From the listing below, tally the lines that include "Kegiatan". Return only the total.

---------- EXERCISE DATA

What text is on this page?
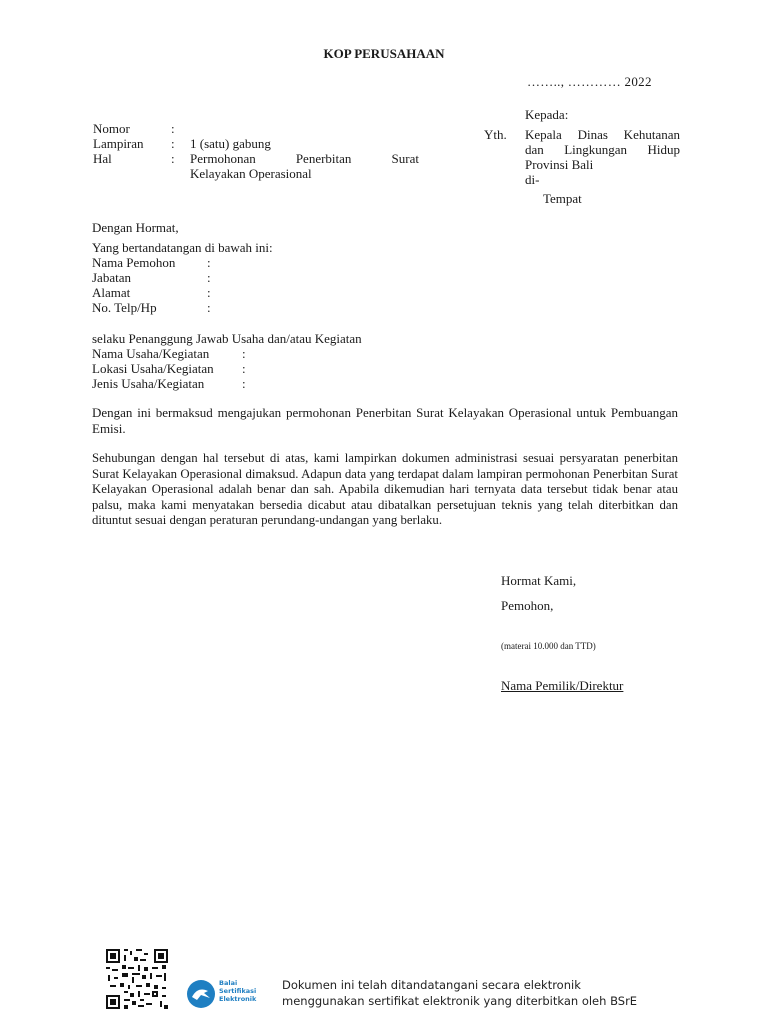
KOP PERUSAHAAN
…….., ………… 2022
Nomor	:
Lampiran : 1 (satu) gabung
Hal	: Permohonan	Penerbitan	Surat
Kelayakan Operasional
Kepada:
Yth. Kepala Dinas Kehutanan
dan Lingkungan Hidup
Provinsi Bali
di-
Tempat
Dengan Hormat,
Yang bertandatangan di bawah ini:
Nama Pemohon :
Jabatan	:
Alamat	:
No. Telp/Hp	:
selaku Penanggung Jawab Usaha dan/atau Kegiatan
Nama Usaha/Kegiatan	:
Lokasi Usaha/Kegiatan :
Jenis Usaha/Kegiatan	:
Dengan ini bermaksud mengajukan permohonan Penerbitan Surat Kelayakan Operasional untuk Pembuangan Emisi.
Sehubungan dengan hal tersebut di atas, kami lampirkan dokumen administrasi sesuai persyaratan penerbitan Surat Kelayakan Operasional dimaksud. Adapun data yang terdapat dalam lampiran permohonan Penerbitan Surat Kelayakan Operasional adalah benar dan sah. Apabila dikemudian hari ternyata data tersebut tidak benar atau palsu, maka kami menyatakan bersedia dicabut atau dibatalkan persetujuan teknis yang telah diterbitkan dan dituntut sesuai dengan peraturan perundang-undangan yang berlaku.
Hormat Kami,
Pemohon,
(materai 10.000 dan TTD)
Nama Pemilik/Direktur
Balai
Sertifikasi
Elektronik
Dokumen ini telah ditandatangani secara elektronik
menggunakan sertifikat elektronik yang diterbitkan oleh BSrE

--------------------

*ANSWER FOR THE TASK*:
4